===== Supplied material

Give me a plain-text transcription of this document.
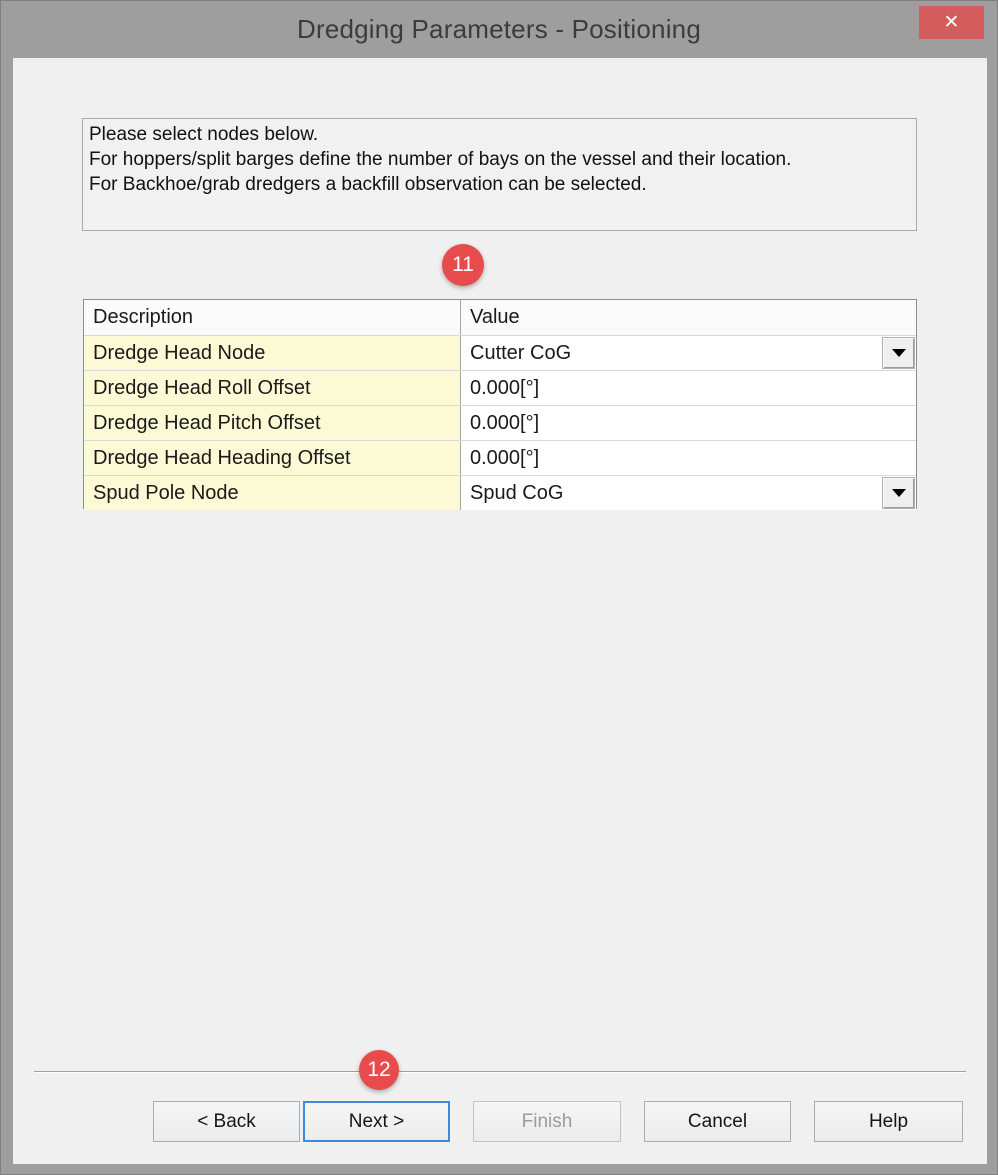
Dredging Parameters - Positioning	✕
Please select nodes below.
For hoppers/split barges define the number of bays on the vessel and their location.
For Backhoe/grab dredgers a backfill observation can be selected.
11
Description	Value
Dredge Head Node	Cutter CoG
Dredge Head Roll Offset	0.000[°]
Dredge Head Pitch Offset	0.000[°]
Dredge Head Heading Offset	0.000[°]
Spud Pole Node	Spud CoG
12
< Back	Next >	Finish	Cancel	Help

==========

Your objective
Find all lines with "Head" in them and copy each one.

Solution
Dredge Head Node	Cutter CoG
Dredge Head Roll Offset	0.000[°]
Dredge Head Pitch Offset	0.000[°]
Dredge Head Heading Offset	0.000[°]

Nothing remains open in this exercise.